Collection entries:

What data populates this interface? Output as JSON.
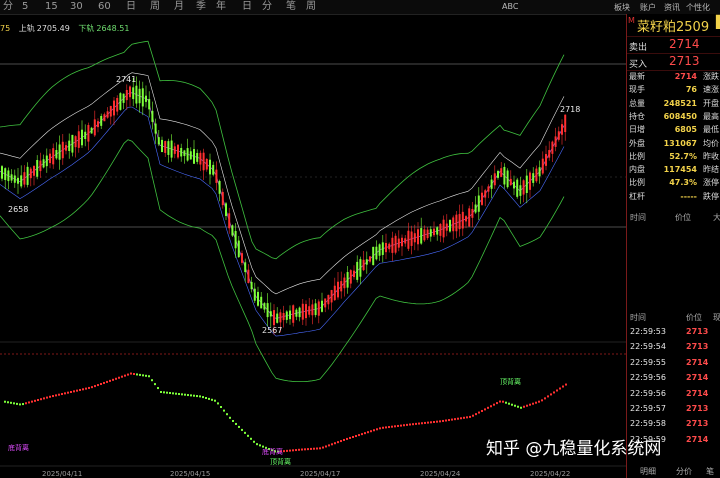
{
  "toolbar": {
    "periods": [
      "分",
      "5",
      "15",
      "30",
      "60",
      "日",
      "周",
      "月",
      "季",
      "年",
      "日",
      "分",
      "笔",
      "周"
    ],
    "right": [
      "ABC",
      "板块",
      "账户",
      "资讯",
      "个性化"
    ]
  },
  "chart_info": {
    "prefix": "75",
    "upper_label": "上轨",
    "upper_value": "2705.49",
    "lower_label": "下轨",
    "lower_value": "2648.51"
  },
  "chart_data": {
    "type": "candlestick",
    "title": "",
    "x_ticks": [
      "2025/04/11",
      "2025/04/15",
      "2025/04/17",
      "2025/04/24",
      "2025/04/22"
    ],
    "annotations": [
      {
        "text": "2741",
        "at": "high"
      },
      {
        "text": "2658",
        "at": "left-low"
      },
      {
        "text": "2567",
        "at": "low"
      },
      {
        "text": "2718",
        "at": "last-high"
      }
    ],
    "price_range": [
      2540,
      2770
    ],
    "key_prices": [
      2741,
      2658,
      2567,
      2718
    ],
    "indicator_labels": [
      "底背离",
      "底背离",
      "顶背离",
      "顶背离"
    ],
    "colors": {
      "up": "#ff3030",
      "down": "#7dff3a",
      "band": "#3fc13f",
      "mid": "#9a52c9"
    }
  },
  "quote": {
    "symbol": "菜籽粕2509",
    "sell_label": "卖出",
    "sell_price": "2714",
    "buy_label": "买入",
    "buy_price": "2713",
    "rows": [
      {
        "label": "最新",
        "value": "2714",
        "right": "涨跌"
      },
      {
        "label": "现手",
        "value": "76",
        "right": "速涨"
      },
      {
        "label": "总量",
        "value": "248521",
        "right": "开盘"
      },
      {
        "label": "持仓",
        "value": "608450",
        "right": "最高"
      },
      {
        "label": "日增",
        "value": "6805",
        "right": "最低"
      },
      {
        "label": "外盘",
        "value": "131067",
        "right": "均价"
      },
      {
        "label": "比例",
        "value": "52.7%",
        "right": "昨收"
      },
      {
        "label": "内盘",
        "value": "117454",
        "right": "昨结"
      },
      {
        "label": "比例",
        "value": "47.3%",
        "right": "涨停"
      },
      {
        "label": "杠杆",
        "value": "-----",
        "right": "跌停"
      }
    ]
  },
  "ticks": {
    "headers": [
      "时间",
      "价位",
      "大"
    ],
    "headers2": [
      "时间",
      "价位",
      "现"
    ],
    "rows": [
      {
        "time": "22:59:53",
        "price": "2713"
      },
      {
        "time": "22:59:54",
        "price": "2713"
      },
      {
        "time": "22:59:55",
        "price": "2714"
      },
      {
        "time": "22:59:56",
        "price": "2714"
      },
      {
        "time": "22:59:56",
        "price": "2714"
      },
      {
        "time": "22:59:57",
        "price": "2713"
      },
      {
        "time": "22:59:58",
        "price": "2713"
      },
      {
        "time": "22:59:59",
        "price": "2714"
      }
    ]
  },
  "bottom_tabs": [
    "明细",
    "分价",
    "笔"
  ],
  "watermark": "知乎 @九稳量化系统网"
}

**Task directions:** Return every line of the records exactly as given, pictures excluded.

**Problem solution:**
What data populates this interface? Output as JSON.
{
  "toolbar": {
    "periods": [
      "分",
      "5",
      "15",
      "30",
      "60",
      "日",
      "周",
      "月",
      "季",
      "年",
      "日",
      "分",
      "笔",
      "周"
    ],
    "right": [
      "ABC",
      "板块",
      "账户",
      "资讯",
      "个性化"
    ]
  },
  "chart_info": {
    "prefix": "75",
    "upper_label": "上轨",
    "upper_value": "2705.49",
    "lower_label": "下轨",
    "lower_value": "2648.51"
  },
  "chart_data": {
    "type": "candlestick",
    "title": "",
    "x_ticks": [
      "2025/04/11",
      "2025/04/15",
      "2025/04/17",
      "2025/04/24",
      "2025/04/22"
    ],
    "annotations": [
      {
        "text": "2741",
        "at": "high"
      },
      {
        "text": "2658",
        "at": "left-low"
      },
      {
        "text": "2567",
        "at": "low"
      },
      {
        "text": "2718",
        "at": "last-high"
      }
    ],
    "price_range": [
      2540,
      2770
    ],
    "key_prices": [
      2741,
      2658,
      2567,
      2718
    ],
    "indicator_labels": [
      "底背离",
      "底背离",
      "顶背离",
      "顶背离"
    ],
    "colors": {
      "up": "#ff3030",
      "down": "#7dff3a",
      "band": "#3fc13f",
      "mid": "#9a52c9"
    }
  },
  "quote": {
    "symbol": "菜籽粕2509",
    "sell_label": "卖出",
    "sell_price": "2714",
    "buy_label": "买入",
    "buy_price": "2713",
    "rows": [
      {
        "label": "最新",
        "value": "2714",
        "right": "涨跌"
      },
      {
        "label": "现手",
        "value": "76",
        "right": "速涨"
      },
      {
        "label": "总量",
        "value": "248521",
        "right": "开盘"
      },
      {
        "label": "持仓",
        "value": "608450",
        "right": "最高"
      },
      {
        "label": "日增",
        "value": "6805",
        "right": "最低"
      },
      {
        "label": "外盘",
        "value": "131067",
        "right": "均价"
      },
      {
        "label": "比例",
        "value": "52.7%",
        "right": "昨收"
      },
      {
        "label": "内盘",
        "value": "117454",
        "right": "昨结"
      },
      {
        "label": "比例",
        "value": "47.3%",
        "right": "涨停"
      },
      {
        "label": "杠杆",
        "value": "-----",
        "right": "跌停"
      }
    ]
  },
  "ticks": {
    "headers": [
      "时间",
      "价位",
      "大"
    ],
    "headers2": [
      "时间",
      "价位",
      "现"
    ],
    "rows": [
      {
        "time": "22:59:53",
        "price": "2713"
      },
      {
        "time": "22:59:54",
        "price": "2713"
      },
      {
        "time": "22:59:55",
        "price": "2714"
      },
      {
        "time": "22:59:56",
        "price": "2714"
      },
      {
        "time": "22:59:56",
        "price": "2714"
      },
      {
        "time": "22:59:57",
        "price": "2713"
      },
      {
        "time": "22:59:58",
        "price": "2713"
      },
      {
        "time": "22:59:59",
        "price": "2714"
      }
    ]
  },
  "bottom_tabs": [
    "明细",
    "分价",
    "笔"
  ],
  "watermark": "知乎 @九稳量化系统网"
}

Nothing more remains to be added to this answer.